## The request
Express the listing from its first line through the line containing "tree-item-label: Plugins — [56, 165, 83, 175]", both ends included, as a JSON list of strings with one string per line and blank lines omitted.
::::::
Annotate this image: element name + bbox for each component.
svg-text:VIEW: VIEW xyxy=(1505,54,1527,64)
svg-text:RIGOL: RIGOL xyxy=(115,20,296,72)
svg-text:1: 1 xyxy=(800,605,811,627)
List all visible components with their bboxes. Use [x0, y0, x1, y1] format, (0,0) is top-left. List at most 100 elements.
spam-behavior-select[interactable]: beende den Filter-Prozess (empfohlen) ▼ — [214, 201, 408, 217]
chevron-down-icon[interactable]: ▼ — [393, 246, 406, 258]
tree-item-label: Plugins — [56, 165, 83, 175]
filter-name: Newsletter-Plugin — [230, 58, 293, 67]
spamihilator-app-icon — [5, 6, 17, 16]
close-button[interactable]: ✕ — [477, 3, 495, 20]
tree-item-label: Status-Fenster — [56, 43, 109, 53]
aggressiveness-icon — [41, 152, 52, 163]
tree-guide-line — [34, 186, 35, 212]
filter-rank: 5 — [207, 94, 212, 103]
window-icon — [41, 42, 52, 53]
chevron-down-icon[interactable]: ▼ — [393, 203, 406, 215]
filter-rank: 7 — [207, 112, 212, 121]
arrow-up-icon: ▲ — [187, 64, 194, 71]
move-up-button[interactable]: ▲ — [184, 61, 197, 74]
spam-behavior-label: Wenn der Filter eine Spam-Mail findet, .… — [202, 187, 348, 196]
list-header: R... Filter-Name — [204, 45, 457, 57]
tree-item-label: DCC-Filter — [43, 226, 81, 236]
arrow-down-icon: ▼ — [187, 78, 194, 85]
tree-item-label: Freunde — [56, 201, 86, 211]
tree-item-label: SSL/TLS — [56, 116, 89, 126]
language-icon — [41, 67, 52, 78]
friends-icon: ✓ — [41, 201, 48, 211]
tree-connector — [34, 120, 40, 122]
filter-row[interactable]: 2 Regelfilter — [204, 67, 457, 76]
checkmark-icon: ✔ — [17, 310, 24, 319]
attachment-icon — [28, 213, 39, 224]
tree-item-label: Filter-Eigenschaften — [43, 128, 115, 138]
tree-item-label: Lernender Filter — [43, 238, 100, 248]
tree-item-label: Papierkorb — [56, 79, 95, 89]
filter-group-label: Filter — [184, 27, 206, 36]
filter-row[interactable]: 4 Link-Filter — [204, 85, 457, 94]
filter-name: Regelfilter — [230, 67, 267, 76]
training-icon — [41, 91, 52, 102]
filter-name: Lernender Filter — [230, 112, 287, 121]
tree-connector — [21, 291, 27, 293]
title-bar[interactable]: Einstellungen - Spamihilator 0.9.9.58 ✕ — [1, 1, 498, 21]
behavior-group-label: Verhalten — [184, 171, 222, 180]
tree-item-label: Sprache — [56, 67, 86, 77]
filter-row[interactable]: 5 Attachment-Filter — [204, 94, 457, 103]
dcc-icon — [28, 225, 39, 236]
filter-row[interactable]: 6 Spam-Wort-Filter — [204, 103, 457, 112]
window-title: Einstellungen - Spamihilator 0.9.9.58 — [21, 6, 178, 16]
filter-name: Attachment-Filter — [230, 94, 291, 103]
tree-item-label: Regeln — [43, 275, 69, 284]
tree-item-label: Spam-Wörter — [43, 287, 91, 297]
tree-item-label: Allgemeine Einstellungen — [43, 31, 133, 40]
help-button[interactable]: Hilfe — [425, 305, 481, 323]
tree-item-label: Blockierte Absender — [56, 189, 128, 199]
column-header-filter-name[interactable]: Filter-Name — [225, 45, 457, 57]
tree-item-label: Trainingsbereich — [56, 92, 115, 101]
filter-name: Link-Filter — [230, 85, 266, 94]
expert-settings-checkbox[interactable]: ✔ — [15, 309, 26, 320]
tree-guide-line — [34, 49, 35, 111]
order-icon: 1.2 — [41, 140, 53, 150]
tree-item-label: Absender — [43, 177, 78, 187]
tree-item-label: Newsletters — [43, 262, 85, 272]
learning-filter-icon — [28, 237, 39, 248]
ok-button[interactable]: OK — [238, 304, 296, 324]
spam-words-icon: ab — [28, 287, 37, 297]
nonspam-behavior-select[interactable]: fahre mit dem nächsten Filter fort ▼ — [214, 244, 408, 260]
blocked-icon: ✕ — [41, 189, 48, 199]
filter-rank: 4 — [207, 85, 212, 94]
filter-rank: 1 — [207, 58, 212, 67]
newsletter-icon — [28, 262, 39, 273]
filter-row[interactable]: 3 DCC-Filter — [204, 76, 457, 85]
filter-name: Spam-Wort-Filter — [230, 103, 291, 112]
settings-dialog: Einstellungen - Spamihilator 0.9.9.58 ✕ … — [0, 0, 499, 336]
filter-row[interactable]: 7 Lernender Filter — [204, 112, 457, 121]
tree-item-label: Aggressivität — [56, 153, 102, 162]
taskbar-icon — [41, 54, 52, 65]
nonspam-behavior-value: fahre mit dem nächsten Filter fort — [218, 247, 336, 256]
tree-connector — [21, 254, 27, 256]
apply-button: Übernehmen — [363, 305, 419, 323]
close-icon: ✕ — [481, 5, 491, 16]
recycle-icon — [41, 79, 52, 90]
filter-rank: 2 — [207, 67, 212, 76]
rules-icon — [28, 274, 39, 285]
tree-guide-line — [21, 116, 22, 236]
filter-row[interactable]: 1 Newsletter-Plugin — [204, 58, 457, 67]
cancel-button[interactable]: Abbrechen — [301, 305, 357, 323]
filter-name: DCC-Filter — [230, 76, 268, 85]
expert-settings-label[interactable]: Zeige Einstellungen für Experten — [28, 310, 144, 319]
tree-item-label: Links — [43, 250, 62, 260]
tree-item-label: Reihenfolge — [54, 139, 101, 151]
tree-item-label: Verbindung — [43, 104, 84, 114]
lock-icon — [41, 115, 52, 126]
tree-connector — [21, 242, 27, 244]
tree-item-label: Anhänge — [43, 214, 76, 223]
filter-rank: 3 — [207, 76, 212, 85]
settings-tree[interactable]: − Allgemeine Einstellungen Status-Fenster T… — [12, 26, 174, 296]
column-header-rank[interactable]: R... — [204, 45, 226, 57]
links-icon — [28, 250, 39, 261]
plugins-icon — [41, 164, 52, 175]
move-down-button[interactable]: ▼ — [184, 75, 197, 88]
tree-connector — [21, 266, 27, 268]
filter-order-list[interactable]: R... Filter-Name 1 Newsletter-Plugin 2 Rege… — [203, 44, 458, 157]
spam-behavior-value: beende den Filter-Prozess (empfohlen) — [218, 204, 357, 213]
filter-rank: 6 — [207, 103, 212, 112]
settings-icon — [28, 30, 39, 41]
::::::
## Result
[
  "Annotate this image: element name + bbox for each component.",
  "svg-text:VIEW: VIEW xyxy=(1505,54,1527,64)",
  "svg-text:RIGOL: RIGOL xyxy=(115,20,296,72)",
  "svg-text:1: 1 xyxy=(800,605,811,627)",
  "List all visible components with their bboxes. Use [x0, y0, x1, y1] format, (0,0) is top-left. List at most 100 elements.",
  "spam-behavior-select[interactable]: beende den Filter-Prozess (empfohlen) ▼ — [214, 201, 408, 217]",
  "chevron-down-icon[interactable]: ▼ — [393, 246, 406, 258]",
  "tree-item-label: Plugins — [56, 165, 83, 175]"
]